[Stored records]
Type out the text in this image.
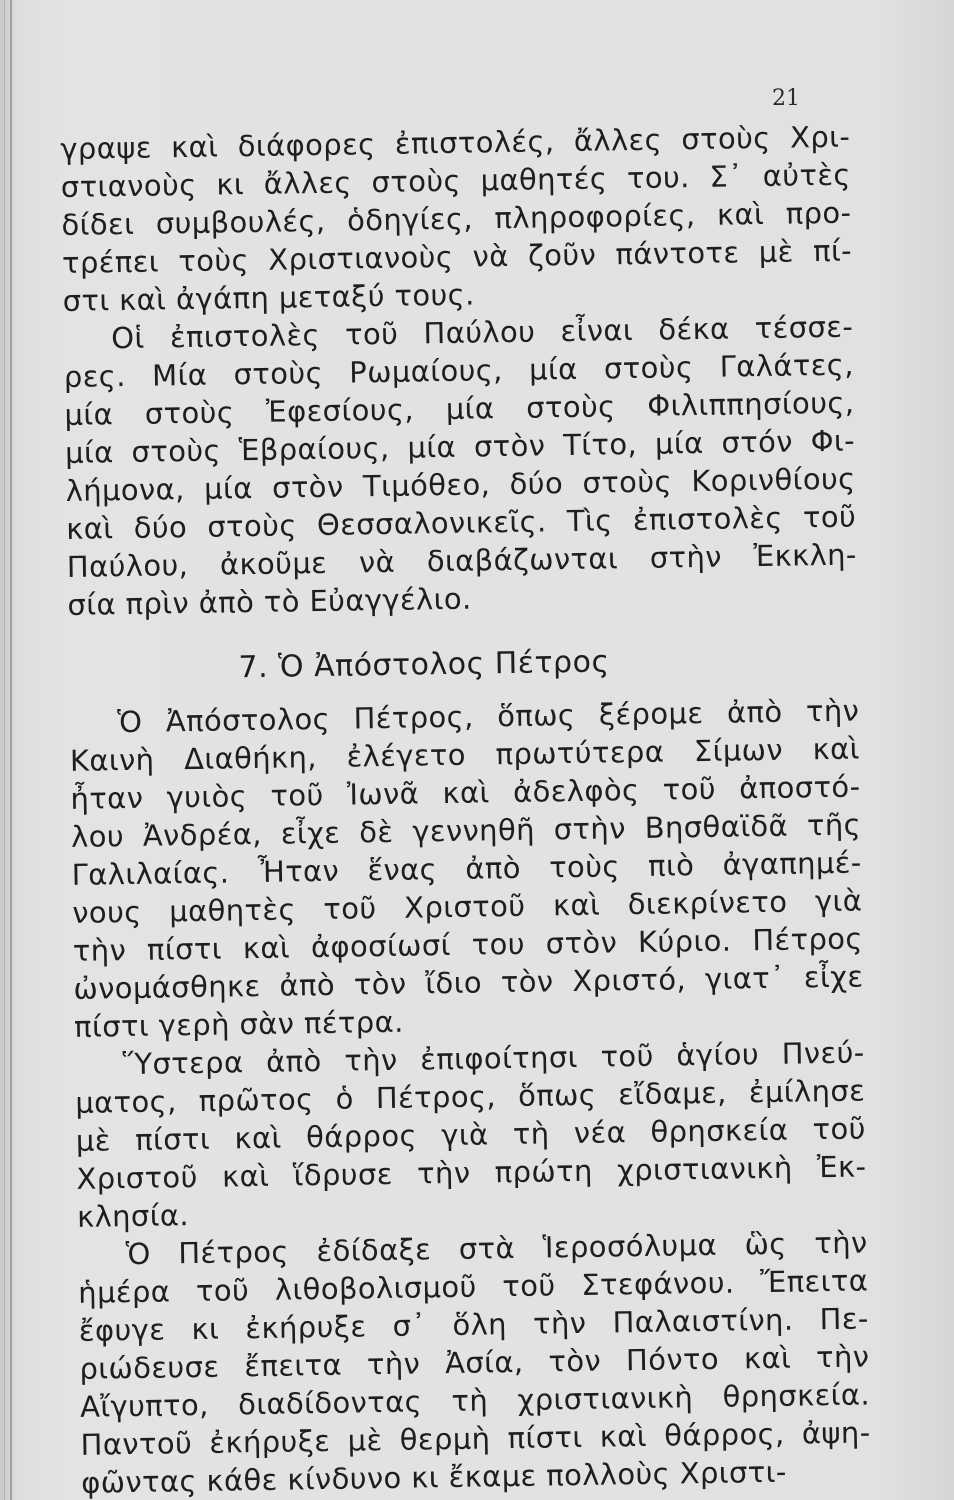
21

γραψε καὶ διάφορες ἐπιστολές, ἄλλες στοὺς Χρι-
στιανοὺς κι ἄλλες στοὺς μαθητές του. Σ᾽ αὐτὲς
δίδει συμβουλές, ὁδηγίες, πληροφορίες, καὶ προ-
τρέπει τοὺς Χριστιανοὺς νὰ ζοῦν πάντοτε μὲ πί-
στι καὶ ἀγάπη μεταξύ τους.
Οἱ ἐπιστολὲς τοῦ Παύλου εἶναι δέκα τέσσε-
ρες. Μία στοὺς Ρωμαίους, μία στοὺς Γαλάτες,
μία στοὺς Ἐφεσίους, μία στοὺς Φιλιππησίους,
μία στοὺς Ἑβραίους, μία στὸν Τίτο, μία στόν Φι-
λήμονα, μία στὸν Τιμόθεο, δύο στοὺς Κορινθίους
καὶ δύο στοὺς Θεσσαλονικεῖς. Τὶς ἐπιστολὲς τοῦ
Παύλου, ἀκοῦμε νὰ διαβάζωνται στὴν Ἐκκλη-
σία πρὶν ἀπὸ τὸ Εὐαγγέλιο.
7. Ὁ Ἀπόστολος Πέτρος
Ὁ Ἀπόστολος Πέτρος, ὅπως ξέρομε ἀπὸ τὴν
Καινὴ Διαθήκη, ἐλέγετο πρωτύτερα Σίμων καὶ
ἦταν γυιὸς τοῦ Ἰωνᾶ καὶ ἀδελφὸς τοῦ ἀποστό-
λου Ἀνδρέα, εἶχε δὲ γεννηθῆ στὴν Βησθαϊδᾶ τῆς
Γαλιλαίας. Ἦταν ἕνας ἀπὸ τοὺς πιὸ ἀγαπημέ-
νους μαθητὲς τοῦ Χριστοῦ καὶ διεκρίνετο γιὰ
τὴν πίστι καὶ ἀφοσίωσί του στὸν Κύριο. Πέτρος
ὠνομάσθηκε ἀπὸ τὸν ἴδιο τὸν Χριστό, γιατ᾽ εἶχε
πίστι γερὴ σὰν πέτρα.
Ὕστερα ἀπὸ τὴν ἐπιφοίτησι τοῦ ἁγίου Πνεύ-
ματος, πρῶτος ὁ Πέτρος, ὅπως εἴδαμε, ἐμίλησε
μὲ πίστι καὶ θάρρος γιὰ τὴ νέα θρησκεία τοῦ
Χριστοῦ καὶ ἵδρυσε τὴν πρώτη χριστιανικὴ Ἐκ-
κλησία.
Ὁ Πέτρος ἐδίδαξε στὰ Ἱεροσόλυμα ὣς τὴν
ἡμέρα τοῦ λιθοβολισμοῦ τοῦ Στεφάνου. Ἔπειτα
ἔφυγε κι ἐκήρυξε σ᾽ ὅλη τὴν Παλαιστίνη. Πε-
ριώδευσε ἔπειτα τὴν Ἀσία, τὸν Πόντο καὶ τὴν
Αἴγυπτο, διαδίδοντας τὴ χριστιανικὴ θρησκεία.
Παντοῦ ἐκήρυξε μὲ θερμὴ πίστι καὶ θάρρος, ἀψη-
φῶντας κάθε κίνδυνο κι ἔκαμε πολλοὺς Χριστι-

## AIM
Reproduce each line from the records that contains the word "θάρρος".

## WRITTEN ANSWER
μὲ πίστι καὶ θάρρος γιὰ τὴ νέα θρησκεία τοῦ
Παντοῦ ἐκήρυξε μὲ θερμὴ πίστι καὶ θάρρος, ἀψη-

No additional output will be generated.